Work to complete ->
State how many lines contain "电气用热固性树脂工业硬质层压板", and write nothing except that count.

***** Given data *****

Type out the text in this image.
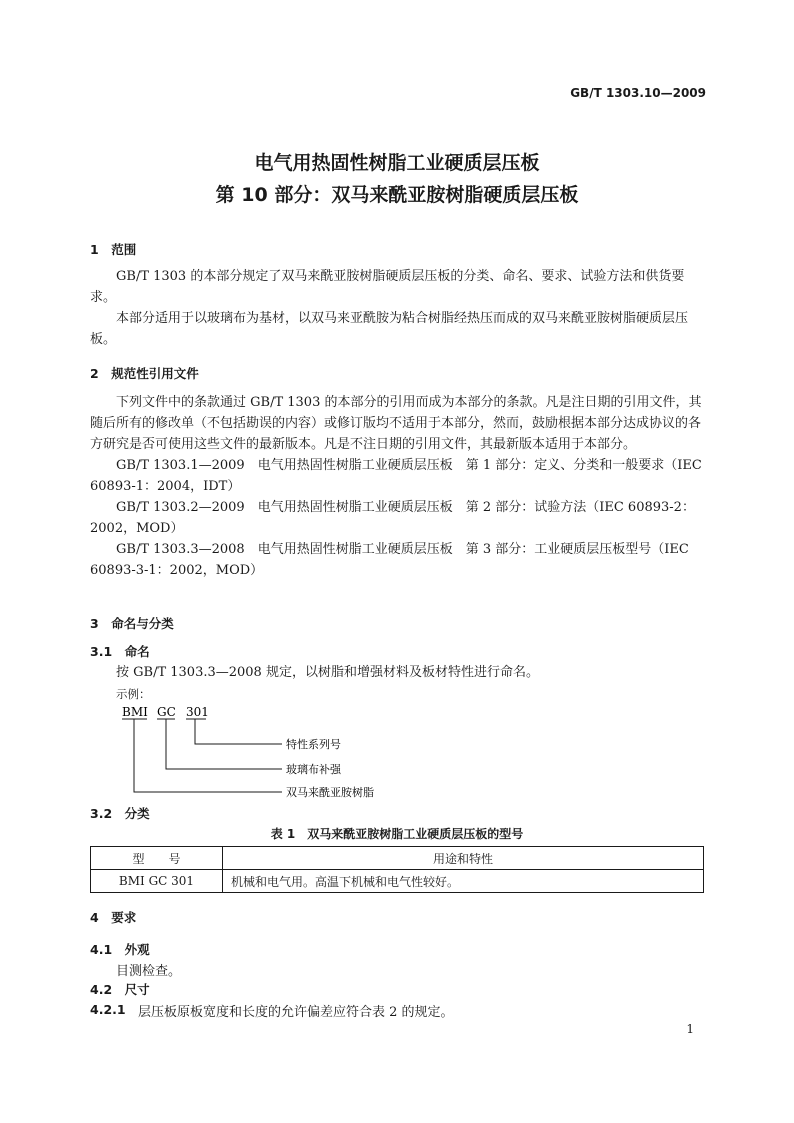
GB/T 1303.10—2009
电气用热固性树脂工业硬质层压板
第 10 部分：双马来酰亚胺树脂硬质层压板
1　范围

GB/T 1303 的本部分规定了双马来酰亚胺树脂硬质层压板的分类、命名、要求、试验方法和供货要求。

本部分适用于以玻璃布为基材，以双马来亚酰胺为粘合树脂经热压而成的双马来酰亚胺树脂硬质层压板。

2　规范性引用文件

下列文件中的条款通过 GB/T 1303 的本部分的引用而成为本部分的条款。凡是注日期的引用文件，其随后所有的修改单（不包括勘误的内容）或修订版均不适用于本部分，然而，鼓励根据本部分达成协议的各方研究是否可使用这些文件的最新版本。凡是不注日期的引用文件，其最新版本适用于本部分。

GB/T 1303.1—2009　电气用热固性树脂工业硬质层压板　第 1 部分：定义、分类和一般要求（IEC 60893-1：2004，IDT）

GB/T 1303.2—2009　电气用热固性树脂工业硬质层压板　第 2 部分：试验方法（IEC 60893-2：2002，MOD）

GB/T 1303.3—2008　电气用热固性树脂工业硬质层压板　第 3 部分：工业硬质层压板型号（IEC 60893-3-1：2002，MOD）

3　命名与分类
3.1　命名

按 GB/T 1303.3—2008 规定，以树脂和增强材料及板材特性进行命名。

示例：
BMI GC 301
特性系列号
玻璃布补强
双马来酰亚胺树脂
3.2　分类
表 1　双马来酰亚胺树脂工业硬质层压板的型号
型　　号	用途和特性
BMI GC 301	机械和电气用。高温下机械和电气性较好。
4　要求
4.1　外观
目测检查。
4.2　尺寸
4.2.1 层压板原板宽度和长度的允许偏差应符合表 2 的规定。
1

*****

Final answer ->
4